#### PROMPT
Return each line of the data below exactly, omitting any pictures.

#### INPUT ROWS
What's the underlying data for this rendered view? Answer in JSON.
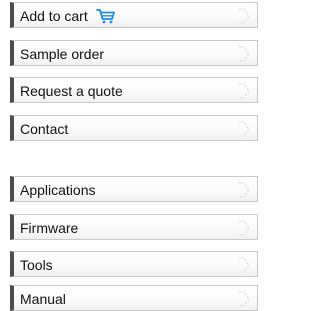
{
  "accent_color": "#1a8fe0",
  "group1": [
    {
      "label": "Add to cart",
      "icon": "cart-icon"
    },
    {
      "label": "Sample order"
    },
    {
      "label": "Request a quote"
    },
    {
      "label": "Contact"
    }
  ],
  "group2": [
    {
      "label": "Applications"
    },
    {
      "label": "Firmware"
    },
    {
      "label": "Tools"
    },
    {
      "label": "Manual"
    }
  ]
}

#### ANSWER TO THIS EXERCISE
What's the underlying data for this rendered view? Answer in JSON.
{
  "accent_color": "#1a8fe0",
  "group1": [
    {
      "label": "Add to cart",
      "icon": "cart-icon"
    },
    {
      "label": "Sample order"
    },
    {
      "label": "Request a quote"
    },
    {
      "label": "Contact"
    }
  ],
  "group2": [
    {
      "label": "Applications"
    },
    {
      "label": "Firmware"
    },
    {
      "label": "Tools"
    },
    {
      "label": "Manual"
    }
  ]
}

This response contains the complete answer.